▸ **Written problem 1**: From the forum thread on computing monthly run dates, extract the stretch from "Hi @FreelanceReinh ans @ed_sas_member" through "do the job.".

▸ **Supplied text**:
As a follow-up to the discussion about calculating last sunday in month, posted by @Brad39 and answered by @Ksharp and @Patrick .

 

I had a similar problem last week. The task was to compute batch run dates for a lot of jobs as tuesday after last thursday in every month. I solved it with a "brute force" approach, but I am sure it can be done smarter, and it bothers me that I couldn't find a more elegant solution myself.

 

Here is my code:

 

* calculate tuesday after last thursday in months 202001 - 202112;
data want (drop=weekday i); 
	format actual_date month_last last_thursday run_date nldatew30.;

	do y = 2020 to 2021;
		do m = 1 to 12;
			actual_date = mdy(m,1,y);

			month_last = intnx('month',actual_date,0,'e');
			weekday = weekday(month_last);
			do i = 0 to 7;
				last_thursday = month_last - i;
				weekday = weekday(last_thursday);
				if weekday = 5 then leave;
				last_thursday = month_last - i;
			end;
			run_date = last_thursday + 5;
			output;

		end;
	end;
run;

 

1 ACCEPTED SOLUTION

Accepted Solutions
FreelanceReinh
Jade | Level 19

Hi @ErikLund_Jensen,

 

Wouldn't Ksharp's solution from that other discussion simply suggest:

run_date=nwkdom(5,5,m,y)+5;

 

View solution in original post

5 REPLIES 5
ed_sas_member
Meteorite | Level 14

Hi @ErikLund_Jensen 

Here is one approach:

data want (drop= y m); 
	format run_date nldatew30.;

	do y = 2020 to 2021;
		do m = 1 to 12;
			run_date=intnx('week1.5',intnx('month',mdy(m,1,y),0,'e'),0) + 5;
			output;
		end;
	end;
run;
FreelanceReinh
Jade | Level 19

Hi @ErikLund_Jensen,

 

Wouldn't Ksharp's solution from that other discussion simply suggest:

run_date=nwkdom(5,5,m,y)+5;

 

ErikLund_Jensen
Rhodochrosite | Level 12

Hi @FreelanceReinh ans @ed_sas_member 

 

Thank you very much. Both solutions work very well, but I accept @FreelanceReinh 's solution, because he made me aware of the nwkdom function specially designed to do the job.

▸ **Input for this task**:
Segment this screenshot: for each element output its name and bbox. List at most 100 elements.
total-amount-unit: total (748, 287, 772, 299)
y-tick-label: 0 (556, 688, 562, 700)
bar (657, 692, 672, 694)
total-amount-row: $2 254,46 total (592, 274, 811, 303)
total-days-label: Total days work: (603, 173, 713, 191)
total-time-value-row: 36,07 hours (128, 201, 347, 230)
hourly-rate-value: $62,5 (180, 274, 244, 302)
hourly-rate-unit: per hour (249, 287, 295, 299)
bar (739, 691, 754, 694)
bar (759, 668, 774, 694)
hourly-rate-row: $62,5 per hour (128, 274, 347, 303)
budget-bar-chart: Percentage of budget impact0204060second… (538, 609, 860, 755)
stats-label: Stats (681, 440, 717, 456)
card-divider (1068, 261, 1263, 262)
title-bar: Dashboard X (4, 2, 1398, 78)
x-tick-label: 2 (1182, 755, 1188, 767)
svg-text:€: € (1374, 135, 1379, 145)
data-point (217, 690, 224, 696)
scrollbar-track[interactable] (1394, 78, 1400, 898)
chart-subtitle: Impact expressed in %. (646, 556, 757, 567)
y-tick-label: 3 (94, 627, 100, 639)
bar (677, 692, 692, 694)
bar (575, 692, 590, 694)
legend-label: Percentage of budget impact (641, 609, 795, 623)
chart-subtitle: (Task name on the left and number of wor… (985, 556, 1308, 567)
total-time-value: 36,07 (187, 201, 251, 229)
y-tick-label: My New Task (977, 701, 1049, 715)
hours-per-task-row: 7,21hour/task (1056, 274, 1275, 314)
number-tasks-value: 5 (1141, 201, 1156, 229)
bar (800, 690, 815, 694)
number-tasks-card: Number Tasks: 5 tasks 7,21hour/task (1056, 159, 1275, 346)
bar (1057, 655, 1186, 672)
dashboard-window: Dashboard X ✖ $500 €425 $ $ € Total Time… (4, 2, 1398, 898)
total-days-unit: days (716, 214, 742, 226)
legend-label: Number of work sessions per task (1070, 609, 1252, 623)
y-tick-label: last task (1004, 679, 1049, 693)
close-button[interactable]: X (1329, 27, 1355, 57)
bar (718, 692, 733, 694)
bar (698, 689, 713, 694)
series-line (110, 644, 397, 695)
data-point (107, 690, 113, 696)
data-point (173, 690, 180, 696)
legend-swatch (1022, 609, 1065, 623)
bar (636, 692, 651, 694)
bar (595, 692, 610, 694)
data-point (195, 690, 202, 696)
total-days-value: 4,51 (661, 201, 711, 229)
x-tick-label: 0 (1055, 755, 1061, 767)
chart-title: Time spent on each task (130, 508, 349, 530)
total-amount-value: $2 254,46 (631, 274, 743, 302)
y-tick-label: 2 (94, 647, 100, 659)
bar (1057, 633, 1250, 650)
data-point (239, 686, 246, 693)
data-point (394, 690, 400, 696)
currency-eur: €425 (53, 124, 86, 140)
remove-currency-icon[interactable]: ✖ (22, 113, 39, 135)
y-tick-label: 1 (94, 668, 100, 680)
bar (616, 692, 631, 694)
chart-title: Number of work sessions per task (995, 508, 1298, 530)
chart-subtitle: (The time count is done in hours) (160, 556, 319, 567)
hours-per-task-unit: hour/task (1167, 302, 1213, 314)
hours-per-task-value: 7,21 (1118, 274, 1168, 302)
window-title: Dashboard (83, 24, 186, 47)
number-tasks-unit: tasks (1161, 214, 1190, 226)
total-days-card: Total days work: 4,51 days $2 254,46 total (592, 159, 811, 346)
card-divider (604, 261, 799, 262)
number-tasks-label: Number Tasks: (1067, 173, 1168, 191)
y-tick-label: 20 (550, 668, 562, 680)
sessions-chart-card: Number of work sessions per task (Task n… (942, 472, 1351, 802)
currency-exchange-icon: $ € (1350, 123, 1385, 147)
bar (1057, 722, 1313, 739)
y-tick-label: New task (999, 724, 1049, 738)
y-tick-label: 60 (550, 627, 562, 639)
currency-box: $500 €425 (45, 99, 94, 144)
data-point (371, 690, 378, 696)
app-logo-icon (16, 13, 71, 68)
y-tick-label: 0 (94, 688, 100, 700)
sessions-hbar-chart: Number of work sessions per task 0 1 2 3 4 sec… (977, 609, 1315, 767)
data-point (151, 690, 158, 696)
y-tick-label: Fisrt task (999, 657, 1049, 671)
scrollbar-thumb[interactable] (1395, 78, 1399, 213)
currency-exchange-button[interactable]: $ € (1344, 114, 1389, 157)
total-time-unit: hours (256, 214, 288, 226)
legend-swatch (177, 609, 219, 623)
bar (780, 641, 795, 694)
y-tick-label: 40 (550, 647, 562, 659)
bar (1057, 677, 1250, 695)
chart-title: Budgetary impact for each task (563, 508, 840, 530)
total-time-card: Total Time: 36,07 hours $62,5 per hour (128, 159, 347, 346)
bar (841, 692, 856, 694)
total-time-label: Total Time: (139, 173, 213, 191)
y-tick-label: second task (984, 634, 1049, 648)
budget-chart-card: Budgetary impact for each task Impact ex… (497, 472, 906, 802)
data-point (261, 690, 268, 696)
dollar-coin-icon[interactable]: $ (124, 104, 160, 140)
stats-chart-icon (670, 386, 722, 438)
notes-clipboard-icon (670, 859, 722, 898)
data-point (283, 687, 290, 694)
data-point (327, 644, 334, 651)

▸ **Written problem 2**: Copy the rows word for word, from the first row through the line containing "bar (575, 692, 590, 694)", and give nothing else.

▸ **Expected answer 1**:
Hi @FreelanceReinh ans @ed_sas_member 

 

Thank you very much. Both solutions work very well, but I accept @FreelanceReinh 's solution, because he made me aware of the nwkdom function specially designed to do the job.

▸ **Expected answer 2**:
Segment this screenshot: for each element output its name and bbox. List at most 100 elements.
total-amount-unit: total (748, 287, 772, 299)
y-tick-label: 0 (556, 688, 562, 700)
bar (657, 692, 672, 694)
total-amount-row: $2 254,46 total (592, 274, 811, 303)
total-days-label: Total days work: (603, 173, 713, 191)
total-time-value-row: 36,07 hours (128, 201, 347, 230)
hourly-rate-value: $62,5 (180, 274, 244, 302)
hourly-rate-unit: per hour (249, 287, 295, 299)
bar (739, 691, 754, 694)
bar (759, 668, 774, 694)
hourly-rate-row: $62,5 per hour (128, 274, 347, 303)
budget-bar-chart: Percentage of budget impact0204060second… (538, 609, 860, 755)
stats-label: Stats (681, 440, 717, 456)
card-divider (1068, 261, 1263, 262)
title-bar: Dashboard X (4, 2, 1398, 78)
x-tick-label: 2 (1182, 755, 1188, 767)
svg-text:€: € (1374, 135, 1379, 145)
data-point (217, 690, 224, 696)
scrollbar-track[interactable] (1394, 78, 1400, 898)
chart-subtitle: Impact expressed in %. (646, 556, 757, 567)
y-tick-label: 3 (94, 627, 100, 639)
bar (677, 692, 692, 694)
bar (575, 692, 590, 694)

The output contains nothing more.